Task:
Below are the records; collect from them each line containing the string "Polsce".

Extracted material:
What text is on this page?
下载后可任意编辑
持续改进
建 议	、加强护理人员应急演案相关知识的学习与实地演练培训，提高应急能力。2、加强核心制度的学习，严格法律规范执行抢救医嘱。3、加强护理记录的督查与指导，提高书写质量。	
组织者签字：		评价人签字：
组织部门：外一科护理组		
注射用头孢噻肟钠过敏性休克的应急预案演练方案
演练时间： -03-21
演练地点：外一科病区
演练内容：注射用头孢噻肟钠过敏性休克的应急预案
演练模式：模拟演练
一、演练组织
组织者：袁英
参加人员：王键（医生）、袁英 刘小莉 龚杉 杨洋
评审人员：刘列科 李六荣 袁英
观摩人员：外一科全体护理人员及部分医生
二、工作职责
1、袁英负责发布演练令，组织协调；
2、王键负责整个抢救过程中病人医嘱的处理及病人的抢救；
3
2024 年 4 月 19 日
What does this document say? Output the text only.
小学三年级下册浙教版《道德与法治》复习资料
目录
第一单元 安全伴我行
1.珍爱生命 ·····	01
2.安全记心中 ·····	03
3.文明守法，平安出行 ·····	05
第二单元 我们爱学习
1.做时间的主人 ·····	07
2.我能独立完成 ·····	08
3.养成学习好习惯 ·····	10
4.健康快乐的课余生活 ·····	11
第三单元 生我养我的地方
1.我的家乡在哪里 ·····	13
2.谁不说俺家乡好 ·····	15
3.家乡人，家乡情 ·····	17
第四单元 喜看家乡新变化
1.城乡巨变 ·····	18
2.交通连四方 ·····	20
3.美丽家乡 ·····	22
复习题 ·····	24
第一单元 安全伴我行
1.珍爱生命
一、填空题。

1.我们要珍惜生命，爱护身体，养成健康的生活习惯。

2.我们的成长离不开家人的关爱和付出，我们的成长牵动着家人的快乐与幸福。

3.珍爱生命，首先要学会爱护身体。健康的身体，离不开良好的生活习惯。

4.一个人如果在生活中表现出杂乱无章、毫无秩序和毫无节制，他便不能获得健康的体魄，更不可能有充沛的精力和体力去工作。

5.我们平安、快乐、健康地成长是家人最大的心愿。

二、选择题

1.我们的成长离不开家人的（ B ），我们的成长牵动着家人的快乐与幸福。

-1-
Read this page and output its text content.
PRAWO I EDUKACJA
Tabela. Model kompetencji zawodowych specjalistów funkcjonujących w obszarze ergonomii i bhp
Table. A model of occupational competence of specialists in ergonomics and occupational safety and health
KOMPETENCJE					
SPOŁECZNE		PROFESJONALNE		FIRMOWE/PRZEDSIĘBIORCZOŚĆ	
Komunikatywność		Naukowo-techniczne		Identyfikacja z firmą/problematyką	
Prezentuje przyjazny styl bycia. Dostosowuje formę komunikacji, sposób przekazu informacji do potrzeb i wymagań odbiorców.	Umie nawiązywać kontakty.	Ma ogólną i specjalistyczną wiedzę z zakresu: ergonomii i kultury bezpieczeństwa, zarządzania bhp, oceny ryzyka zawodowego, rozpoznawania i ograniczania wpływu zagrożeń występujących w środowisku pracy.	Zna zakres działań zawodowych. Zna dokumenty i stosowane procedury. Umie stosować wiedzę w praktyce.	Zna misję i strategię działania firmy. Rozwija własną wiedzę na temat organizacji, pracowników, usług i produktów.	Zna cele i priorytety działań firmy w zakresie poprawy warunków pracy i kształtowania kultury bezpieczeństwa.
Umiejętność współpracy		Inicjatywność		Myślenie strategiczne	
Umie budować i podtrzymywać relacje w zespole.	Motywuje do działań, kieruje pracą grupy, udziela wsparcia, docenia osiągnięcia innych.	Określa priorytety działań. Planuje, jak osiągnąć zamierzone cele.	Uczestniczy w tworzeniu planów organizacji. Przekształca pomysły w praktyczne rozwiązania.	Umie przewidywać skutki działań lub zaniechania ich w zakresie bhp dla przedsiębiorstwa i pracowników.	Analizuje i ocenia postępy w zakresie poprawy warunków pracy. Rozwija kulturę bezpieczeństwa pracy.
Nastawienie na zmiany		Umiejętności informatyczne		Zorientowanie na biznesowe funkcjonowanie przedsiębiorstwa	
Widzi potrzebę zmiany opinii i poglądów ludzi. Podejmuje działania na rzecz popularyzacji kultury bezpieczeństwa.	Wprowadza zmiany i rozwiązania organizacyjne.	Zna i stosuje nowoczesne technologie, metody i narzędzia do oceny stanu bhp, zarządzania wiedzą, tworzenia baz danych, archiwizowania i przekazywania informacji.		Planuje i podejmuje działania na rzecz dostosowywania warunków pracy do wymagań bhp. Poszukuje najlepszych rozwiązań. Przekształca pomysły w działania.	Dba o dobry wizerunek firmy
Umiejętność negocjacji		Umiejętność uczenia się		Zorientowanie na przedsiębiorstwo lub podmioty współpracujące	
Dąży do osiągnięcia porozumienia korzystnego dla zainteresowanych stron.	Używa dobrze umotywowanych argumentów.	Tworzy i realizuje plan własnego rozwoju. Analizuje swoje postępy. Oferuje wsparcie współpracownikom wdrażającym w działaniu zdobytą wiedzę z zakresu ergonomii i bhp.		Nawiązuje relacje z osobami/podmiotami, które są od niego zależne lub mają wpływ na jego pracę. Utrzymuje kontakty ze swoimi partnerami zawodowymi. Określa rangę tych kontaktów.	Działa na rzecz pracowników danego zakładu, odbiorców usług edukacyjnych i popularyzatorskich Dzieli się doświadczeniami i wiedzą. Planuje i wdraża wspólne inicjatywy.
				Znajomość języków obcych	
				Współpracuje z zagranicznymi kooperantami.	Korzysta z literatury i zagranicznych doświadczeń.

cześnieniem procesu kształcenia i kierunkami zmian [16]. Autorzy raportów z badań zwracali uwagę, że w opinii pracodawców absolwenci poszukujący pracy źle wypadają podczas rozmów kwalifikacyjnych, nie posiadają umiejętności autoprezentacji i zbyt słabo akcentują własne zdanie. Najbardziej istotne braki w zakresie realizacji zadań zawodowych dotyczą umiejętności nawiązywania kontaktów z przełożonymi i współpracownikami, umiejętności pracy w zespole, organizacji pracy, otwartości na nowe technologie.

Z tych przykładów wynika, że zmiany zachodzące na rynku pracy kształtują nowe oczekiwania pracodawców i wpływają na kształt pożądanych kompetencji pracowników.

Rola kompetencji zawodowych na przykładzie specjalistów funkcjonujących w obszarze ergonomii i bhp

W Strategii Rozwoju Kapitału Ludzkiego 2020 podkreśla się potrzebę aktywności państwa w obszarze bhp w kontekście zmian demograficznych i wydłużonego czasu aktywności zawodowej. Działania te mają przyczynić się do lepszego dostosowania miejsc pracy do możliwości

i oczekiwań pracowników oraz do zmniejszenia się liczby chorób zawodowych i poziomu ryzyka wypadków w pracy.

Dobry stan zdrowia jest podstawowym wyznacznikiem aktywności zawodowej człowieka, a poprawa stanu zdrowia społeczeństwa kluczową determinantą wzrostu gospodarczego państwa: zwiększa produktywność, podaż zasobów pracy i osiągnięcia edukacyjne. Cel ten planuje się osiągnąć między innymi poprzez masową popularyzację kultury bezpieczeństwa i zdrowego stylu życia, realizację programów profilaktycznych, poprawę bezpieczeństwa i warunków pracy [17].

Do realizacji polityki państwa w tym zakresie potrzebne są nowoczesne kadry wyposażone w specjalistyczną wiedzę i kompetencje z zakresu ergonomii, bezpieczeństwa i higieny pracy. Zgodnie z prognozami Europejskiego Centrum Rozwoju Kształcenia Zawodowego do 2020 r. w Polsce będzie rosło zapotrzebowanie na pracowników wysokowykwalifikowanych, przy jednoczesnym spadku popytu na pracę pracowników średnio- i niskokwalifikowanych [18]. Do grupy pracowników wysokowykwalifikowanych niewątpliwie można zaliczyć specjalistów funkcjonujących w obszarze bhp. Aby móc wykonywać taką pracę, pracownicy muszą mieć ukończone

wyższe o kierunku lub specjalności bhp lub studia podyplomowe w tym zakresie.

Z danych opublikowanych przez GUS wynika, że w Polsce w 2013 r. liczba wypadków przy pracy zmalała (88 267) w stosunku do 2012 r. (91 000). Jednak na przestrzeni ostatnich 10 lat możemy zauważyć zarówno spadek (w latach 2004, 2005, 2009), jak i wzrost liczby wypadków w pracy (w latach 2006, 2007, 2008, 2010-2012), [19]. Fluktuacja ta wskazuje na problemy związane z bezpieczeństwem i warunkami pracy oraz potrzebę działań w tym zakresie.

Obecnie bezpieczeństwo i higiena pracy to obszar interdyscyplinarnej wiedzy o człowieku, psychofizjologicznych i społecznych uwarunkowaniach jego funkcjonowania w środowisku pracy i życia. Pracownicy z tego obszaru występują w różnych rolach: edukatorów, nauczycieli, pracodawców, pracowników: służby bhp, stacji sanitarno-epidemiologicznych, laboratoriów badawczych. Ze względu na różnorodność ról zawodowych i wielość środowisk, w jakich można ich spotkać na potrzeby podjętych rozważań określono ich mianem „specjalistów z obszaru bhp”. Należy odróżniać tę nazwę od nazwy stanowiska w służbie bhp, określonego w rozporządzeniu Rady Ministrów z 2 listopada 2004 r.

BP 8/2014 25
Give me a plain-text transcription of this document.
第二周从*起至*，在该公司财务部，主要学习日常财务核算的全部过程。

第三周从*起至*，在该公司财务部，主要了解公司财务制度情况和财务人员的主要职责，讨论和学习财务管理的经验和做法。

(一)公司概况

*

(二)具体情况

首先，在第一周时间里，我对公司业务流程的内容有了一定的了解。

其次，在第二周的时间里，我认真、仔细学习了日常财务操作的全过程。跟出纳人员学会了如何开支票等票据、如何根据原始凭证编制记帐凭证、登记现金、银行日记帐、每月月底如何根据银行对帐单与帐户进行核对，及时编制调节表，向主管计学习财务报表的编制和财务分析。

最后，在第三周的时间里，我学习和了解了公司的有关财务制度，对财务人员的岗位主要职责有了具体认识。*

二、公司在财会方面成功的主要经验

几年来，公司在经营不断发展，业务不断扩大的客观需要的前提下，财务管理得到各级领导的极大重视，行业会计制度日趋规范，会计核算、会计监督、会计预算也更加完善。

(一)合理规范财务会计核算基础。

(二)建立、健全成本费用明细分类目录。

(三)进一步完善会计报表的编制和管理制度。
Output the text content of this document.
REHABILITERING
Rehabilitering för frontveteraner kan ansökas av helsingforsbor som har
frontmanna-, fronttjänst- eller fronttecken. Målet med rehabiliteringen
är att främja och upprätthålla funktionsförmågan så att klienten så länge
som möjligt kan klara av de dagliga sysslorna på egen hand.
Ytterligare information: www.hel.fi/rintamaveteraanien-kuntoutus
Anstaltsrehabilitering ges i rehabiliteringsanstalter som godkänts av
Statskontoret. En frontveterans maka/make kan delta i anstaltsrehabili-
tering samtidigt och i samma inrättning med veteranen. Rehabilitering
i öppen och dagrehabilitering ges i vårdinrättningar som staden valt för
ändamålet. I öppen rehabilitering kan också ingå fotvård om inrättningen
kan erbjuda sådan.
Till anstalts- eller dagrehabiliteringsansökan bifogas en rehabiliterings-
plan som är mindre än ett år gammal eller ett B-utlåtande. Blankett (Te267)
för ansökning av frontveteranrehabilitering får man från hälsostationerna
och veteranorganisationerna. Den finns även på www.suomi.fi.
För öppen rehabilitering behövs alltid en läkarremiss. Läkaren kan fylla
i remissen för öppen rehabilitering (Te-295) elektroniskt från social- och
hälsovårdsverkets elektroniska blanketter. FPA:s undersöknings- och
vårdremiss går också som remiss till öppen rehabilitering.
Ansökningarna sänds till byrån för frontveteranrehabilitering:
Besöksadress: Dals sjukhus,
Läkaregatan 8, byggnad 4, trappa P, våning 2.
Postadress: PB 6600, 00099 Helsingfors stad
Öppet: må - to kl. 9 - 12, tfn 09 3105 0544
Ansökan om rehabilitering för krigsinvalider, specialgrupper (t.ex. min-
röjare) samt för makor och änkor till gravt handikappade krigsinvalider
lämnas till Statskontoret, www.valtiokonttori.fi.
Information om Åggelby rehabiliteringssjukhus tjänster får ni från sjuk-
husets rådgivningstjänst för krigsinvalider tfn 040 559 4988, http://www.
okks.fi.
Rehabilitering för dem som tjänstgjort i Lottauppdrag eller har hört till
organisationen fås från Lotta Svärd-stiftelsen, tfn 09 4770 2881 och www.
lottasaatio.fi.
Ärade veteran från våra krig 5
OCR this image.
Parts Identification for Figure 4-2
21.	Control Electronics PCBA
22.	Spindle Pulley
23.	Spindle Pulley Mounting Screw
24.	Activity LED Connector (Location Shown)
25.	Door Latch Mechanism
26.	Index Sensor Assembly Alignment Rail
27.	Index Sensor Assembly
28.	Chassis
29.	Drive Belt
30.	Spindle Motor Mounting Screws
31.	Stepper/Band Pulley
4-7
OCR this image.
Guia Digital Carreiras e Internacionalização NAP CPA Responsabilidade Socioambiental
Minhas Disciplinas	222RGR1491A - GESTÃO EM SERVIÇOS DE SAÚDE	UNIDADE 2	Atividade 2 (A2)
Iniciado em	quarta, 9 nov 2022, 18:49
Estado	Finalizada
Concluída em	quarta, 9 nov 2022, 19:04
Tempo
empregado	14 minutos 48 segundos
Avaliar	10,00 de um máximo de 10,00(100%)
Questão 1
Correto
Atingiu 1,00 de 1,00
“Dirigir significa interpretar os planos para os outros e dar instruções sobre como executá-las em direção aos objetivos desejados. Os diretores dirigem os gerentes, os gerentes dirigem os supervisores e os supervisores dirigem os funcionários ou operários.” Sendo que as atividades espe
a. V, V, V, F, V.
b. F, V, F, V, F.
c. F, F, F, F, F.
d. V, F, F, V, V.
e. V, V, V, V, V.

Response to the exercise:
Do realizacji polityki państwa w tym zakresie potrzebne są nowoczesne kadry wyposażone w specjalistyczną wiedzę i kompetencje z zakresu ergonomii, bezpieczeństwa i higieny pracy. Zgodnie z prognozami Europejskiego Centrum Rozwoju Kształcenia Zawodowego do 2020 r. w Polsce będzie rosło zapotrzebowanie na pracowników wysokowykwalifikowanych, przy jednoczesnym spadku popytu na pracę pracowników średnio- i niskokwalifikowanych [18]. Do grupy pracowników wysokowykwalifikowanych niewątpliwie można zaliczyć specjalistów funkcjonujących w obszarze bhp. Aby móc wykonywać taką pracę, pracownicy muszą mieć ukończone
Z danych opublikowanych przez GUS wynika, że w Polsce w 2013 r. liczba wypadków przy pracy zmalała (88 267) w stosunku do 2012 r. (91 000). Jednak na przestrzeni ostatnich 10 lat możemy zauważyć zarówno spadek (w latach 2004, 2005, 2009), jak i wzrost liczby wypadków w pracy (w latach 2006, 2007, 2008, 2010-2012), [19]. Fluktuacja ta wskazuje na problemy związane z bezpieczeństwem i warunkami pracy oraz potrzebę działań w tym zakresie.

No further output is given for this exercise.